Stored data
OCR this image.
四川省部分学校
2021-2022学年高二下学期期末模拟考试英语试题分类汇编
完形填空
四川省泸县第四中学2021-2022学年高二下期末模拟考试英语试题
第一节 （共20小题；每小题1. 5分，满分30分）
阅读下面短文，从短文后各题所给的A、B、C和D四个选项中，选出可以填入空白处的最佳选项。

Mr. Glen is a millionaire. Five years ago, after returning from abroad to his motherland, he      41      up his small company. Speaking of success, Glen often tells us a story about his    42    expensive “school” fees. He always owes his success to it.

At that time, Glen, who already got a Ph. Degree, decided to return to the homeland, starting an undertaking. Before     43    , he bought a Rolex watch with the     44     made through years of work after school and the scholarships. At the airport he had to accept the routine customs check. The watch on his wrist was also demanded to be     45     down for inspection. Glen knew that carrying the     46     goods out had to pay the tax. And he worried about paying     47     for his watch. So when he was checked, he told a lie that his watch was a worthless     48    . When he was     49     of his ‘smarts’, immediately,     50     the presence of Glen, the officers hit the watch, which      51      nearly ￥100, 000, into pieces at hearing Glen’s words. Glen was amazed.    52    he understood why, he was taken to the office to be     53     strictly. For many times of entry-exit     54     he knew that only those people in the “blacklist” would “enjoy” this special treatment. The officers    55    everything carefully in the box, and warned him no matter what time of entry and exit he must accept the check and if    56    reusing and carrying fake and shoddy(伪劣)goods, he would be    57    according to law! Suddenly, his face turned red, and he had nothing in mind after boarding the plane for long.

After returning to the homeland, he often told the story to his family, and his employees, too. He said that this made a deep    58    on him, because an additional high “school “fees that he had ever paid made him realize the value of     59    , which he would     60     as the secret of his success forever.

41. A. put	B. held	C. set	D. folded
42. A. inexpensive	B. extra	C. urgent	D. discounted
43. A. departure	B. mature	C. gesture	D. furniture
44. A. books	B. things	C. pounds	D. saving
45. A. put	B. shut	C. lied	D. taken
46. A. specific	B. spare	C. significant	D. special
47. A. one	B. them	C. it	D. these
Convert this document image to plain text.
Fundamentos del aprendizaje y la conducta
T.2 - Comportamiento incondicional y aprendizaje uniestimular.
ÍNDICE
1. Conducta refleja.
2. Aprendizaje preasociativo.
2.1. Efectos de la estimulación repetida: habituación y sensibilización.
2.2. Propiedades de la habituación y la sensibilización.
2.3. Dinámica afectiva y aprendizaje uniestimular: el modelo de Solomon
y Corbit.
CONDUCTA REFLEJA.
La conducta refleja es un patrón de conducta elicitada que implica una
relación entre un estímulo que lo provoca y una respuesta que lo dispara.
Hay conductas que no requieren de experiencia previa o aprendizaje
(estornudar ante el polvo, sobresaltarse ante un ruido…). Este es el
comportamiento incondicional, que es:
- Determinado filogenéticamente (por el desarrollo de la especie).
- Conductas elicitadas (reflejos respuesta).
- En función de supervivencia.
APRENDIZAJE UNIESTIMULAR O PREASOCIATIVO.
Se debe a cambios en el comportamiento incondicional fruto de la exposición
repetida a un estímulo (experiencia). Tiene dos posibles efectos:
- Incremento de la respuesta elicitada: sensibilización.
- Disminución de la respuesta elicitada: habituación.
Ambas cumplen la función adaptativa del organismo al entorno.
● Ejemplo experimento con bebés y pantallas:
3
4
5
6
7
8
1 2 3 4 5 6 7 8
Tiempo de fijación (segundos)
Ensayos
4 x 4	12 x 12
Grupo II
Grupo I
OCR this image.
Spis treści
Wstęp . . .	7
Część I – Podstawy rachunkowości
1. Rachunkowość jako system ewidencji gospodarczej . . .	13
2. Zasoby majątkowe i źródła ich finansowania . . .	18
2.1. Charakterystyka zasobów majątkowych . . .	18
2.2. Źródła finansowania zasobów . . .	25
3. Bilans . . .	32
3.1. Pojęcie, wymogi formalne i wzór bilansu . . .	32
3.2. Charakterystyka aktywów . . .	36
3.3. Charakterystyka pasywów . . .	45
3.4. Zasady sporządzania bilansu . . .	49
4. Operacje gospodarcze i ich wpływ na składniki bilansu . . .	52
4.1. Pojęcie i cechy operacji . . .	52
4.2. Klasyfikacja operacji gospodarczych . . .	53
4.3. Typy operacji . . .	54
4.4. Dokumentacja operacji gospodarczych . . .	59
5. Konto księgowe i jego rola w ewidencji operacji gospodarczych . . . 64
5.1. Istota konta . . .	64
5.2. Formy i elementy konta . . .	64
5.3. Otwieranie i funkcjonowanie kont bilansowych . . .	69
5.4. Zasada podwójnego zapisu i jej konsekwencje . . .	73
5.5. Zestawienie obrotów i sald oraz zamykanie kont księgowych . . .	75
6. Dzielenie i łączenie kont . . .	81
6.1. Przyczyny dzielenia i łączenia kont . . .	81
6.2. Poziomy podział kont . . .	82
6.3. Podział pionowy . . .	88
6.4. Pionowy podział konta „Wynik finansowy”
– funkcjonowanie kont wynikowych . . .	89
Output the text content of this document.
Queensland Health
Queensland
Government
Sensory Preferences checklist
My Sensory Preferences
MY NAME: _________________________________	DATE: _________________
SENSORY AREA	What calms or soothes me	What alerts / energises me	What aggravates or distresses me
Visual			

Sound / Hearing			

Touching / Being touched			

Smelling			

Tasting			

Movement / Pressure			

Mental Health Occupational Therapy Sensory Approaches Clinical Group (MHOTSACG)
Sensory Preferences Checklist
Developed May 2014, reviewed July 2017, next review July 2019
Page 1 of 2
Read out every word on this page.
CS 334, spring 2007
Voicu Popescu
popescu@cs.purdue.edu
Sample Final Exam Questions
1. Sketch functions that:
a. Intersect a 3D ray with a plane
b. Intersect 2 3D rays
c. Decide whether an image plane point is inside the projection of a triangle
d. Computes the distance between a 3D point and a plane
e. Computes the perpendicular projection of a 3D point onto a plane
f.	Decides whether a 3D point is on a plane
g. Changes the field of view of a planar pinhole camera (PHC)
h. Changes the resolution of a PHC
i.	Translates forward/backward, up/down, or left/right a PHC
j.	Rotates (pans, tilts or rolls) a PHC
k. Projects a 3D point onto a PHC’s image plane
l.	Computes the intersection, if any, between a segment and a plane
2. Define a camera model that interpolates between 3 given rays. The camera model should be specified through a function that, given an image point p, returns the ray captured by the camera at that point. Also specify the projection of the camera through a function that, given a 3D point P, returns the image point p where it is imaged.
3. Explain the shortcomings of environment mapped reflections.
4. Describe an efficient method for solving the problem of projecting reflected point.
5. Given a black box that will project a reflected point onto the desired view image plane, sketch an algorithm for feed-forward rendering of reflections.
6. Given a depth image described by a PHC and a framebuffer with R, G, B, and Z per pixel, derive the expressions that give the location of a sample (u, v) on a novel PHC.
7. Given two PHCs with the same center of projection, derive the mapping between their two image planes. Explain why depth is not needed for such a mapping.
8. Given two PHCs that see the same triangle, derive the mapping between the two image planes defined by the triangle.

▶ [Problem to work on] Each record above should be output again exactly.

▶ [Response]
OCR this image.
四川省部分学校
2021-2022学年高二下学期期末模拟考试英语试题分类汇编
完形填空
四川省泸县第四中学2021-2022学年高二下期末模拟考试英语试题
第一节 （共20小题；每小题1. 5分，满分30分）
阅读下面短文，从短文后各题所给的A、B、C和D四个选项中，选出可以填入空白处的最佳选项。

Mr. Glen is a millionaire. Five years ago, after returning from abroad to his motherland, he      41      up his small company. Speaking of success, Glen often tells us a story about his    42    expensive “school” fees. He always owes his success to it.

At that time, Glen, who already got a Ph. Degree, decided to return to the homeland, starting an undertaking. Before     43    , he bought a Rolex watch with the     44     made through years of work after school and the scholarships. At the airport he had to accept the routine customs check. The watch on his wrist was also demanded to be     45     down for inspection. Glen knew that carrying the     46     goods out had to pay the tax. And he worried about paying     47     for his watch. So when he was checked, he told a lie that his watch was a worthless     48    . When he was     49     of his ‘smarts’, immediately,     50     the presence of Glen, the officers hit the watch, which      51      nearly ￥100, 000, into pieces at hearing Glen’s words. Glen was amazed.    52    he understood why, he was taken to the office to be     53     strictly. For many times of entry-exit     54     he knew that only those people in the “blacklist” would “enjoy” this special treatment. The officers    55    everything carefully in the box, and warned him no matter what time of entry and exit he must accept the check and if    56    reusing and carrying fake and shoddy(伪劣)goods, he would be    57    according to law! Suddenly, his face turned red, and he had nothing in mind after boarding the plane for long.

After returning to the homeland, he often told the story to his family, and his employees, too. He said that this made a deep    58    on him, because an additional high “school “fees that he had ever paid made him realize the value of     59    , which he would     60     as the secret of his success forever.

41. A. put	B. held	C. set	D. folded
42. A. inexpensive	B. extra	C. urgent	D. discounted
43. A. departure	B. mature	C. gesture	D. furniture
44. A. books	B. things	C. pounds	D. saving
45. A. put	B. shut	C. lied	D. taken
46. A. specific	B. spare	C. significant	D. special
47. A. one	B. them	C. it	D. these
Convert this document image to plain text.
Fundamentos del aprendizaje y la conducta
T.2 - Comportamiento incondicional y aprendizaje uniestimular.
ÍNDICE
1. Conducta refleja.
2. Aprendizaje preasociativo.
2.1. Efectos de la estimulación repetida: habituación y sensibilización.
2.2. Propiedades de la habituación y la sensibilización.
2.3. Dinámica afectiva y aprendizaje uniestimular: el modelo de Solomon
y Corbit.
CONDUCTA REFLEJA.
La conducta refleja es un patrón de conducta elicitada que implica una
relación entre un estímulo que lo provoca y una respuesta que lo dispara.
Hay conductas que no requieren de experiencia previa o aprendizaje
(estornudar ante el polvo, sobresaltarse ante un ruido…). Este es el
comportamiento incondicional, que es:
- Determinado filogenéticamente (por el desarrollo de la especie).
- Conductas elicitadas (reflejos respuesta).
- En función de supervivencia.
APRENDIZAJE UNIESTIMULAR O PREASOCIATIVO.
Se debe a cambios en el comportamiento incondicional fruto de la exposición
repetida a un estímulo (experiencia). Tiene dos posibles efectos:
- Incremento de la respuesta elicitada: sensibilización.
- Disminución de la respuesta elicitada: habituación.
Ambas cumplen la función adaptativa del organismo al entorno.
● Ejemplo experimento con bebés y pantallas:
3
4
5
6
7
8
1 2 3 4 5 6 7 8
Tiempo de fijación (segundos)
Ensayos
4 x 4	12 x 12
Grupo II
Grupo I
OCR this image.
Spis treści
Wstęp . . .	7
Część I – Podstawy rachunkowości
1. Rachunkowość jako system ewidencji gospodarczej . . .	13
2. Zasoby majątkowe i źródła ich finansowania . . .	18
2.1. Charakterystyka zasobów majątkowych . . .	18
2.2. Źródła finansowania zasobów . . .	25
3. Bilans . . .	32
3.1. Pojęcie, wymogi formalne i wzór bilansu . . .	32
3.2. Charakterystyka aktywów . . .	36
3.3. Charakterystyka pasywów . . .	45
3.4. Zasady sporządzania bilansu . . .	49
4. Operacje gospodarcze i ich wpływ na składniki bilansu . . .	52
4.1. Pojęcie i cechy operacji . . .	52
4.2. Klasyfikacja operacji gospodarczych . . .	53
4.3. Typy operacji . . .	54
4.4. Dokumentacja operacji gospodarczych . . .	59
5. Konto księgowe i jego rola w ewidencji operacji gospodarczych . . . 64
5.1. Istota konta . . .	64
5.2. Formy i elementy konta . . .	64
5.3. Otwieranie i funkcjonowanie kont bilansowych . . .	69
5.4. Zasada podwójnego zapisu i jej konsekwencje . . .	73
5.5. Zestawienie obrotów i sald oraz zamykanie kont księgowych . . .	75
6. Dzielenie i łączenie kont . . .	81
6.1. Przyczyny dzielenia i łączenia kont . . .	81
6.2. Poziomy podział kont . . .	82
6.3. Podział pionowy . . .	88
6.4. Pionowy podział konta „Wynik finansowy”
– funkcjonowanie kont wynikowych . . .	89
Output the text content of this document.
Queensland Health
Queensland
Government
Sensory Preferences checklist
My Sensory Preferences
MY NAME: _________________________________	DATE: _________________
SENSORY AREA	What calms or soothes me	What alerts / energises me	What aggravates or distresses me
Visual			

Sound / Hearing			

Touching / Being touched			

Smelling			

Tasting			

Movement / Pressure			

Mental Health Occupational Therapy Sensory Approaches Clinical Group (MHOTSACG)
Sensory Preferences Checklist
Developed May 2014, reviewed July 2017, next review July 2019
Page 1 of 2
Read out every word on this page.
CS 334, spring 2007
Voicu Popescu
popescu@cs.purdue.edu
Sample Final Exam Questions
1. Sketch functions that:
a. Intersect a 3D ray with a plane
b. Intersect 2 3D rays
c. Decide whether an image plane point is inside the projection of a triangle
d. Computes the distance between a 3D point and a plane
e. Computes the perpendicular projection of a 3D point onto a plane
f.	Decides whether a 3D point is on a plane
g. Changes the field of view of a planar pinhole camera (PHC)
h. Changes the resolution of a PHC
i.	Translates forward/backward, up/down, or left/right a PHC
j.	Rotates (pans, tilts or rolls) a PHC
k. Projects a 3D point onto a PHC’s image plane
l.	Computes the intersection, if any, between a segment and a plane
2. Define a camera model that interpolates between 3 given rays. The camera model should be specified through a function that, given an image point p, returns the ray captured by the camera at that point. Also specify the projection of the camera through a function that, given a 3D point P, returns the image point p where it is imaged.
3. Explain the shortcomings of environment mapped reflections.
4. Describe an efficient method for solving the problem of projecting reflected point.
5. Given a black box that will project a reflected point onto the desired view image plane, sketch an algorithm for feed-forward rendering of reflections.
6. Given a depth image described by a PHC and a framebuffer with R, G, B, and Z per pixel, derive the expressions that give the location of a sample (u, v) on a novel PHC.
7. Given two PHCs with the same center of projection, derive the mapping between their two image planes. Explain why depth is not needed for such a mapping.
8. Given two PHCs that see the same triangle, derive the mapping between the two image planes defined by the triangle.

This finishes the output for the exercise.